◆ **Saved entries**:
* * *

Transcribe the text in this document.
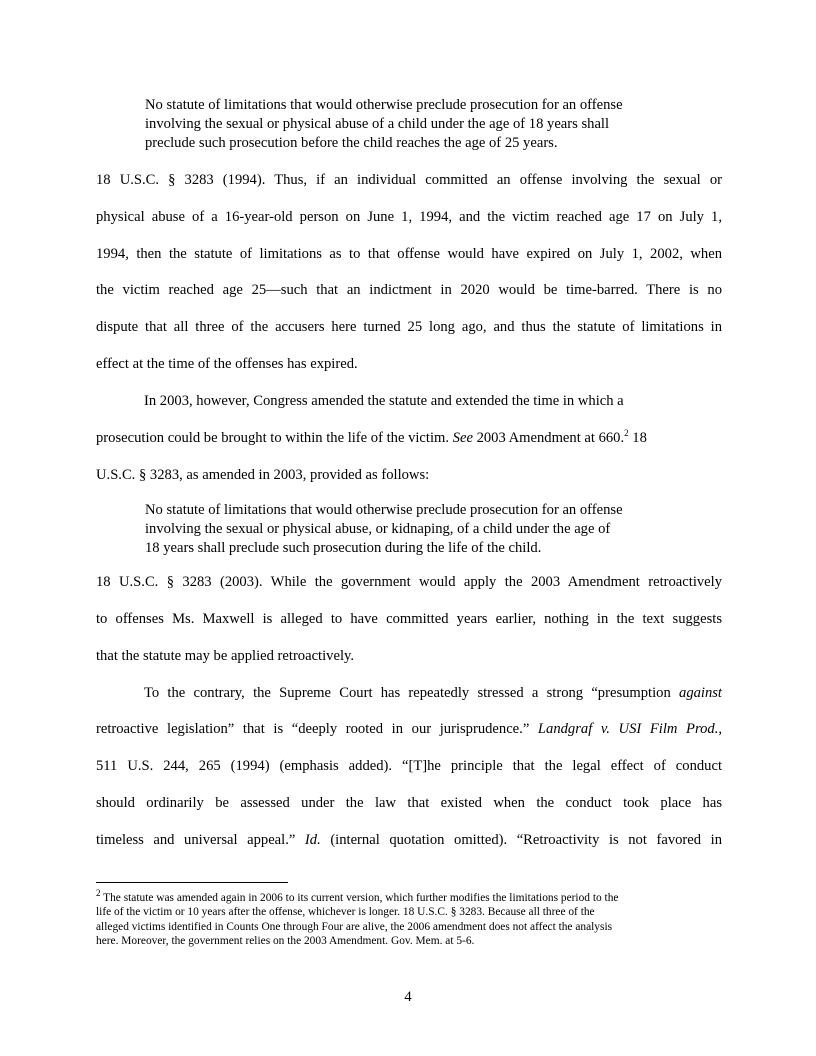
No statute of limitations that would otherwise preclude prosecution for an offense
involving the sexual or physical abuse of a child under the age of 18 years shall
preclude such prosecution before the child reaches the age of 25 years.
18 U.S.C. § 3283 (1994). Thus, if an individual committed an offense involving the sexual or
physical abuse of a 16-year-old person on June 1, 1994, and the victim reached age 17 on July 1,
1994, then the statute of limitations as to that offense would have expired on July 1, 2002, when
the victim reached age 25—such that an indictment in 2020 would be time-barred. There is no
dispute that all three of the accusers here turned 25 long ago, and thus the statute of limitations in
effect at the time of the offenses has expired.
In 2003, however, Congress amended the statute and extended the time in which a
prosecution could be brought to within the life of the victim. See 2003 Amendment at 660.$^2$ 18
U.S.C. § 3283, as amended in 2003, provided as follows:
No statute of limitations that would otherwise preclude prosecution for an offense
involving the sexual or physical abuse, or kidnaping, of a child under the age of
18 years shall preclude such prosecution during the life of the child.
18 U.S.C. § 3283 (2003). While the government would apply the 2003 Amendment retroactively
to offenses Ms. Maxwell is alleged to have committed years earlier, nothing in the text suggests
that the statute may be applied retroactively.
To the contrary, the Supreme Court has repeatedly stressed a strong “presumption against
retroactive legislation” that is “deeply rooted in our jurisprudence.” Landgraf v. USI Film Prod.,
511 U.S. 244, 265 (1994) (emphasis added). “[T]he principle that the legal effect of conduct
should ordinarily be assessed under the law that existed when the conduct took place has
timeless and universal appeal.” Id. (internal quotation omitted). “Retroactivity is not favored in
$^2$ The statute was amended again in 2006 to its current version, which further modifies the limitations period to the
life of the victim or 10 years after the offense, whichever is longer. 18 U.S.C. § 3283. Because all three of the
alleged victims identified in Counts One through Four are alive, the 2006 amendment does not affect the analysis
here. Moreover, the government relies on the 2003 Amendment. Gov. Mem. at 5-6.
4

* * *

◆ **The task**:
Reproduce each entry precisely, dropping only the pictures.

◆ **Task response**:
Transcribe the text in this document.
No statute of limitations that would otherwise preclude prosecution for an offense
involving the sexual or physical abuse of a child under the age of 18 years shall
preclude such prosecution before the child reaches the age of 25 years.
18 U.S.C. § 3283 (1994). Thus, if an individual committed an offense involving the sexual or
physical abuse of a 16-year-old person on June 1, 1994, and the victim reached age 17 on July 1,
1994, then the statute of limitations as to that offense would have expired on July 1, 2002, when
the victim reached age 25—such that an indictment in 2020 would be time-barred. There is no
dispute that all three of the accusers here turned 25 long ago, and thus the statute of limitations in
effect at the time of the offenses has expired.
In 2003, however, Congress amended the statute and extended the time in which a
prosecution could be brought to within the life of the victim. See 2003 Amendment at 660.$^2$ 18
U.S.C. § 3283, as amended in 2003, provided as follows:
No statute of limitations that would otherwise preclude prosecution for an offense
involving the sexual or physical abuse, or kidnaping, of a child under the age of
18 years shall preclude such prosecution during the life of the child.
18 U.S.C. § 3283 (2003). While the government would apply the 2003 Amendment retroactively
to offenses Ms. Maxwell is alleged to have committed years earlier, nothing in the text suggests
that the statute may be applied retroactively.
To the contrary, the Supreme Court has repeatedly stressed a strong “presumption against
retroactive legislation” that is “deeply rooted in our jurisprudence.” Landgraf v. USI Film Prod.,
511 U.S. 244, 265 (1994) (emphasis added). “[T]he principle that the legal effect of conduct
should ordinarily be assessed under the law that existed when the conduct took place has
timeless and universal appeal.” Id. (internal quotation omitted). “Retroactivity is not favored in
$^2$ The statute was amended again in 2006 to its current version, which further modifies the limitations period to the
life of the victim or 10 years after the offense, whichever is longer. 18 U.S.C. § 3283. Because all three of the
alleged victims identified in Counts One through Four are alive, the 2006 amendment does not affect the analysis
here. Moreover, the government relies on the 2003 Amendment. Gov. Mem. at 5-6.
4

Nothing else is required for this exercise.